# [Work required]
What do the lines from the one containing "Transcribe this image's" through the end of the entries say? Quote them exactly, and only them.

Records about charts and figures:
----------
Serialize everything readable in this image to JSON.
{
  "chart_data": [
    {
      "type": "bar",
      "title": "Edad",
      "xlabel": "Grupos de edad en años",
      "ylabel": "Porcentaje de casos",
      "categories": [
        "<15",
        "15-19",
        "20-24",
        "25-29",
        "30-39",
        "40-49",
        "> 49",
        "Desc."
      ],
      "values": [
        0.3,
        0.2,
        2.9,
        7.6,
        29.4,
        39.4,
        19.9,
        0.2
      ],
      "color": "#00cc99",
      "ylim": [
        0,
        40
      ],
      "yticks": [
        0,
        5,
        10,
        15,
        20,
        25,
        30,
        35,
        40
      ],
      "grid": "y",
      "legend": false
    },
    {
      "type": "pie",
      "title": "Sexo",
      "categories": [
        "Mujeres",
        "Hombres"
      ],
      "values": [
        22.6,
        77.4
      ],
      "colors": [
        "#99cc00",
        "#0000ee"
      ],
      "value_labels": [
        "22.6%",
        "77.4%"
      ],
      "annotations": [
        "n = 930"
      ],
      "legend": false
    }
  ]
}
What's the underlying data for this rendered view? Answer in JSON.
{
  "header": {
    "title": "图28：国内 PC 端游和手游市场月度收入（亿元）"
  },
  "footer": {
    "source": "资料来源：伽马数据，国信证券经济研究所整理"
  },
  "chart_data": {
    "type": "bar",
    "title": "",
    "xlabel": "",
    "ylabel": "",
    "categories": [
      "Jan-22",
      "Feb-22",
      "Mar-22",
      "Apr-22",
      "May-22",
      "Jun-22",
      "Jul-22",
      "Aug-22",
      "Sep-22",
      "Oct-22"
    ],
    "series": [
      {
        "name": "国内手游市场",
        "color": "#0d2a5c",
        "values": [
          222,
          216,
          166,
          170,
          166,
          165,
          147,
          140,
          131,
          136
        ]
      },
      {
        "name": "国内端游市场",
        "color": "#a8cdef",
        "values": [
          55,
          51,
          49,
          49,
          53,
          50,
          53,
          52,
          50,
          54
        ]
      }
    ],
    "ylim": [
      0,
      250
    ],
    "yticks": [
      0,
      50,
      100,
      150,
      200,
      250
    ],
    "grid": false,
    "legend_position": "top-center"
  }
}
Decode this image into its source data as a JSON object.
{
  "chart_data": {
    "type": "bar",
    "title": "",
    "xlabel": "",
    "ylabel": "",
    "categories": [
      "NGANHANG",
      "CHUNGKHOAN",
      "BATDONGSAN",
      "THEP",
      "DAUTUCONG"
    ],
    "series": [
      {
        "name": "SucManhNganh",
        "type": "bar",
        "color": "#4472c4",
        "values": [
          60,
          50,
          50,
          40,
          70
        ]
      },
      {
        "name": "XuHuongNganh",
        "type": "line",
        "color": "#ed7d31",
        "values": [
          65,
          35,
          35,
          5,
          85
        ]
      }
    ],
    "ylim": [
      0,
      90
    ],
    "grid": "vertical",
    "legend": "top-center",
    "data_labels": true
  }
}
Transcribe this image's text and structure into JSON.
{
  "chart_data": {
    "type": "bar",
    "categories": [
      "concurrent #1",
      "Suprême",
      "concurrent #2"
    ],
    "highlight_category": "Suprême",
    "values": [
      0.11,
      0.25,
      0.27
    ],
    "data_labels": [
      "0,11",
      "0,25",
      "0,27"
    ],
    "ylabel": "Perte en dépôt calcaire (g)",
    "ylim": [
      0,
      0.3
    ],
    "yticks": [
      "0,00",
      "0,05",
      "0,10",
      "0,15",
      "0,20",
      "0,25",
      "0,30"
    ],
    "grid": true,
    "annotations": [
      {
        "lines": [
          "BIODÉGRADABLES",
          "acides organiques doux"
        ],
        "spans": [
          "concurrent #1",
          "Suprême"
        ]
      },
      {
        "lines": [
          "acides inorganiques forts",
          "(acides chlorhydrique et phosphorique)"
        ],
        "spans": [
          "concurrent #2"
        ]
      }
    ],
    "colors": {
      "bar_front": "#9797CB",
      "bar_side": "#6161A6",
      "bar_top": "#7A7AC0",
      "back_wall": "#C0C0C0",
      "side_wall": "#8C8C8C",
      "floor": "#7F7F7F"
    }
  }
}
----------
# [Answer to this task]
Transcribe this image's text and structure into JSON.
{
  "chart_data": {
    "type": "bar",
    "categories": [
      "concurrent #1",
      "Suprême",
      "concurrent #2"
    ],
    "highlight_category": "Suprême",
    "values": [
      0.11,
      0.25,
      0.27
    ],
    "data_labels": [
      "0,11",
      "0,25",
      "0,27"
    ],
    "ylabel": "Perte en dépôt calcaire (g)",
    "ylim": [
      0,
      0.3
    ],
    "yticks": [
      "0,00",
      "0,05",
      "0,10",
      "0,15",
      "0,20",
      "0,25",
      "0,30"
    ],
    "grid": true,
    "annotations": [
      {
        "lines": [
          "BIODÉGRADABLES",
          "acides organiques doux"
        ],
        "spans": [
          "concurrent #1",
          "Suprême"
        ]
      },
      {
        "lines": [
          "acides inorganiques forts",
          "(acides chlorhydrique et phosphorique)"
        ],
        "spans": [
          "concurrent #2"
        ]
      }
    ],
    "colors": {
      "bar_front": "#9797CB",
      "bar_side": "#6161A6",
      "bar_top": "#7A7AC0",
      "back_wall": "#C0C0C0",
      "side_wall": "#8C8C8C",
      "floor": "#7F7F7F"
    }
  }
}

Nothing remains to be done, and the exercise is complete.